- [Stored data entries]
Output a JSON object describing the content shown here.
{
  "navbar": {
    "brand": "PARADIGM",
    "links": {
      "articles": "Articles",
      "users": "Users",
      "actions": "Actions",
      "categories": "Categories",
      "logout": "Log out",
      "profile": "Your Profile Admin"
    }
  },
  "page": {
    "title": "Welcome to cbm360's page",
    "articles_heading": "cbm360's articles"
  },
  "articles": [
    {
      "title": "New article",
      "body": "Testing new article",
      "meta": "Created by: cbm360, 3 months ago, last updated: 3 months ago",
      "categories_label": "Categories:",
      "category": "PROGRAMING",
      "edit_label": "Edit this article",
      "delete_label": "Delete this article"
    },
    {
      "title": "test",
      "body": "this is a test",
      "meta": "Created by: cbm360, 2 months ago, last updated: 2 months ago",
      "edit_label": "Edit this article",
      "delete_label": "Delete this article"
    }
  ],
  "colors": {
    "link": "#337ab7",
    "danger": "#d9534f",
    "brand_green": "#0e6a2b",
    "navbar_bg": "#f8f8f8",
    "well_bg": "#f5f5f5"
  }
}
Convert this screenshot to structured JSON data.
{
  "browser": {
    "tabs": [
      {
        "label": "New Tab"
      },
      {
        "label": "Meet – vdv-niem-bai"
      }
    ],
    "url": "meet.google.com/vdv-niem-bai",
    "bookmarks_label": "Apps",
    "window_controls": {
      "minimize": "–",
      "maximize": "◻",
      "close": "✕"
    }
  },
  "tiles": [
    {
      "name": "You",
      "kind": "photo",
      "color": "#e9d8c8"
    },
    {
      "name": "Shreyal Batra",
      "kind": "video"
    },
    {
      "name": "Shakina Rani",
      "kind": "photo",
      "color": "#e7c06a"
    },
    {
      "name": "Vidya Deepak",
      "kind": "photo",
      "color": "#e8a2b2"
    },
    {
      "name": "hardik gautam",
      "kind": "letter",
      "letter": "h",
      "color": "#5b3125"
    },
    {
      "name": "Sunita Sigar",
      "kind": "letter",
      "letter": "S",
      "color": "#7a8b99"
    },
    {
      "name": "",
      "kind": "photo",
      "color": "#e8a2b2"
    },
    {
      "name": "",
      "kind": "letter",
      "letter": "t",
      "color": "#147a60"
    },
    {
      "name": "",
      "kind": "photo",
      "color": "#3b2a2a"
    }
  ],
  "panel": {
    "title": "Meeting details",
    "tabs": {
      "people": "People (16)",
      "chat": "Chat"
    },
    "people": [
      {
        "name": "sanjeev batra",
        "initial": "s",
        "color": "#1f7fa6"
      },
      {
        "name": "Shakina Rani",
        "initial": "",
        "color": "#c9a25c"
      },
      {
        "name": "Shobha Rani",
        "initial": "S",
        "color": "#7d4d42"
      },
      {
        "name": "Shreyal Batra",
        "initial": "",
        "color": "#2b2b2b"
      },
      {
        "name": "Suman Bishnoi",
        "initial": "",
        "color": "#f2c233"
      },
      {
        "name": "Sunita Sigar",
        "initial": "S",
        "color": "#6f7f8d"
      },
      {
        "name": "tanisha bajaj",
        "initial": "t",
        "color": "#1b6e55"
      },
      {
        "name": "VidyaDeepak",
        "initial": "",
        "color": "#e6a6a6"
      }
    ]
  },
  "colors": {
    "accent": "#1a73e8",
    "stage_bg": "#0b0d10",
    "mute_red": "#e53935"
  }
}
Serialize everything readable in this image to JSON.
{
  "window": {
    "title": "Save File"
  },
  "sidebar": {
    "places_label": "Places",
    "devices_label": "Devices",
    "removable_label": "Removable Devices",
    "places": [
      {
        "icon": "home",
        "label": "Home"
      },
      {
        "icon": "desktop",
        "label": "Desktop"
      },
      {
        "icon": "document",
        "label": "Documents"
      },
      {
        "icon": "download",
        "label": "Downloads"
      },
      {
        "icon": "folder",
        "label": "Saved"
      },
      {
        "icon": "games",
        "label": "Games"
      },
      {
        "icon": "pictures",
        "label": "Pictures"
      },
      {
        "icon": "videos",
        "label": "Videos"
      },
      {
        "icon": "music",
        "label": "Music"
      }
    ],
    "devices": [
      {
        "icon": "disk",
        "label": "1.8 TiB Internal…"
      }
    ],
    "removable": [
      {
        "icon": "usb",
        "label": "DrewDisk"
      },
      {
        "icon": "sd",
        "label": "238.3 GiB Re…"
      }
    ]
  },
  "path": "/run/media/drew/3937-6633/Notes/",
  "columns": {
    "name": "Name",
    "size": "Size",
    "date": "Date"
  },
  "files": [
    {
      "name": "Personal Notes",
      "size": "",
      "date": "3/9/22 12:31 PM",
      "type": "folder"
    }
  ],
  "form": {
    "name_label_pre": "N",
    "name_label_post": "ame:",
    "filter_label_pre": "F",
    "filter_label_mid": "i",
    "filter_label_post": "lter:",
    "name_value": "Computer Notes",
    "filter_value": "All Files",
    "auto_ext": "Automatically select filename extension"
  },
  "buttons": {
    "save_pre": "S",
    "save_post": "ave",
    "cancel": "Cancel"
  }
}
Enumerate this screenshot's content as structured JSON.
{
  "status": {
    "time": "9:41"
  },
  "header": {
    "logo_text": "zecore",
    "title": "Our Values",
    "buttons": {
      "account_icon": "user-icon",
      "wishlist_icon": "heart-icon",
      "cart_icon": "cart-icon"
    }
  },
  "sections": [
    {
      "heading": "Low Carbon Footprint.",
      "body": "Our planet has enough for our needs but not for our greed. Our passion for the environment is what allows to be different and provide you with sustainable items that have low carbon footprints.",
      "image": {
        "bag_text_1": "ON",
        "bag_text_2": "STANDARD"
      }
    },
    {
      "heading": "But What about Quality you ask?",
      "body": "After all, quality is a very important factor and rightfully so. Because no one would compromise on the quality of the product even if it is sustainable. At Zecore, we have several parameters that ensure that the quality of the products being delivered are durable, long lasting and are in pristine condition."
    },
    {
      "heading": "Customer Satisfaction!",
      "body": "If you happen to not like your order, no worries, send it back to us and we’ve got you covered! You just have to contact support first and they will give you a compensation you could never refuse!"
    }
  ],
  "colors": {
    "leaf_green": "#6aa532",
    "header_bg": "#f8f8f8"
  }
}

- [GOAL] Reproduce the data shown above exactly.

- [SOLUTION TO THE EXERCISE]
Output a JSON object describing the content shown here.
{
  "navbar": {
    "brand": "PARADIGM",
    "links": {
      "articles": "Articles",
      "users": "Users",
      "actions": "Actions",
      "categories": "Categories",
      "logout": "Log out",
      "profile": "Your Profile Admin"
    }
  },
  "page": {
    "title": "Welcome to cbm360's page",
    "articles_heading": "cbm360's articles"
  },
  "articles": [
    {
      "title": "New article",
      "body": "Testing new article",
      "meta": "Created by: cbm360, 3 months ago, last updated: 3 months ago",
      "categories_label": "Categories:",
      "category": "PROGRAMING",
      "edit_label": "Edit this article",
      "delete_label": "Delete this article"
    },
    {
      "title": "test",
      "body": "this is a test",
      "meta": "Created by: cbm360, 2 months ago, last updated: 2 months ago",
      "edit_label": "Edit this article",
      "delete_label": "Delete this article"
    }
  ],
  "colors": {
    "link": "#337ab7",
    "danger": "#d9534f",
    "brand_green": "#0e6a2b",
    "navbar_bg": "#f8f8f8",
    "well_bg": "#f5f5f5"
  }
}
Convert this screenshot to structured JSON data.
{
  "browser": {
    "tabs": [
      {
        "label": "New Tab"
      },
      {
        "label": "Meet – vdv-niem-bai"
      }
    ],
    "url": "meet.google.com/vdv-niem-bai",
    "bookmarks_label": "Apps",
    "window_controls": {
      "minimize": "–",
      "maximize": "◻",
      "close": "✕"
    }
  },
  "tiles": [
    {
      "name": "You",
      "kind": "photo",
      "color": "#e9d8c8"
    },
    {
      "name": "Shreyal Batra",
      "kind": "video"
    },
    {
      "name": "Shakina Rani",
      "kind": "photo",
      "color": "#e7c06a"
    },
    {
      "name": "Vidya Deepak",
      "kind": "photo",
      "color": "#e8a2b2"
    },
    {
      "name": "hardik gautam",
      "kind": "letter",
      "letter": "h",
      "color": "#5b3125"
    },
    {
      "name": "Sunita Sigar",
      "kind": "letter",
      "letter": "S",
      "color": "#7a8b99"
    },
    {
      "name": "",
      "kind": "photo",
      "color": "#e8a2b2"
    },
    {
      "name": "",
      "kind": "letter",
      "letter": "t",
      "color": "#147a60"
    },
    {
      "name": "",
      "kind": "photo",
      "color": "#3b2a2a"
    }
  ],
  "panel": {
    "title": "Meeting details",
    "tabs": {
      "people": "People (16)",
      "chat": "Chat"
    },
    "people": [
      {
        "name": "sanjeev batra",
        "initial": "s",
        "color": "#1f7fa6"
      },
      {
        "name": "Shakina Rani",
        "initial": "",
        "color": "#c9a25c"
      },
      {
        "name": "Shobha Rani",
        "initial": "S",
        "color": "#7d4d42"
      },
      {
        "name": "Shreyal Batra",
        "initial": "",
        "color": "#2b2b2b"
      },
      {
        "name": "Suman Bishnoi",
        "initial": "",
        "color": "#f2c233"
      },
      {
        "name": "Sunita Sigar",
        "initial": "S",
        "color": "#6f7f8d"
      },
      {
        "name": "tanisha bajaj",
        "initial": "t",
        "color": "#1b6e55"
      },
      {
        "name": "VidyaDeepak",
        "initial": "",
        "color": "#e6a6a6"
      }
    ]
  },
  "colors": {
    "accent": "#1a73e8",
    "stage_bg": "#0b0d10",
    "mute_red": "#e53935"
  }
}
Serialize everything readable in this image to JSON.
{
  "window": {
    "title": "Save File"
  },
  "sidebar": {
    "places_label": "Places",
    "devices_label": "Devices",
    "removable_label": "Removable Devices",
    "places": [
      {
        "icon": "home",
        "label": "Home"
      },
      {
        "icon": "desktop",
        "label": "Desktop"
      },
      {
        "icon": "document",
        "label": "Documents"
      },
      {
        "icon": "download",
        "label": "Downloads"
      },
      {
        "icon": "folder",
        "label": "Saved"
      },
      {
        "icon": "games",
        "label": "Games"
      },
      {
        "icon": "pictures",
        "label": "Pictures"
      },
      {
        "icon": "videos",
        "label": "Videos"
      },
      {
        "icon": "music",
        "label": "Music"
      }
    ],
    "devices": [
      {
        "icon": "disk",
        "label": "1.8 TiB Internal…"
      }
    ],
    "removable": [
      {
        "icon": "usb",
        "label": "DrewDisk"
      },
      {
        "icon": "sd",
        "label": "238.3 GiB Re…"
      }
    ]
  },
  "path": "/run/media/drew/3937-6633/Notes/",
  "columns": {
    "name": "Name",
    "size": "Size",
    "date": "Date"
  },
  "files": [
    {
      "name": "Personal Notes",
      "size": "",
      "date": "3/9/22 12:31 PM",
      "type": "folder"
    }
  ],
  "form": {
    "name_label_pre": "N",
    "name_label_post": "ame:",
    "filter_label_pre": "F",
    "filter_label_mid": "i",
    "filter_label_post": "lter:",
    "name_value": "Computer Notes",
    "filter_value": "All Files",
    "auto_ext": "Automatically select filename extension"
  },
  "buttons": {
    "save_pre": "S",
    "save_post": "ave",
    "cancel": "Cancel"
  }
}
Enumerate this screenshot's content as structured JSON.
{
  "status": {
    "time": "9:41"
  },
  "header": {
    "logo_text": "zecore",
    "title": "Our Values",
    "buttons": {
      "account_icon": "user-icon",
      "wishlist_icon": "heart-icon",
      "cart_icon": "cart-icon"
    }
  },
  "sections": [
    {
      "heading": "Low Carbon Footprint.",
      "body": "Our planet has enough for our needs but not for our greed. Our passion for the environment is what allows to be different and provide you with sustainable items that have low carbon footprints.",
      "image": {
        "bag_text_1": "ON",
        "bag_text_2": "STANDARD"
      }
    },
    {
      "heading": "But What about Quality you ask?",
      "body": "After all, quality is a very important factor and rightfully so. Because no one would compromise on the quality of the product even if it is sustainable. At Zecore, we have several parameters that ensure that the quality of the products being delivered are durable, long lasting and are in pristine condition."
    },
    {
      "heading": "Customer Satisfaction!",
      "body": "If you happen to not like your order, no worries, send it back to us and we’ve got you covered! You just have to contact support first and they will give you a compensation you could never refuse!"
    }
  ],
  "colors": {
    "leaf_green": "#6aa532",
    "header_bg": "#f8f8f8"
  }
}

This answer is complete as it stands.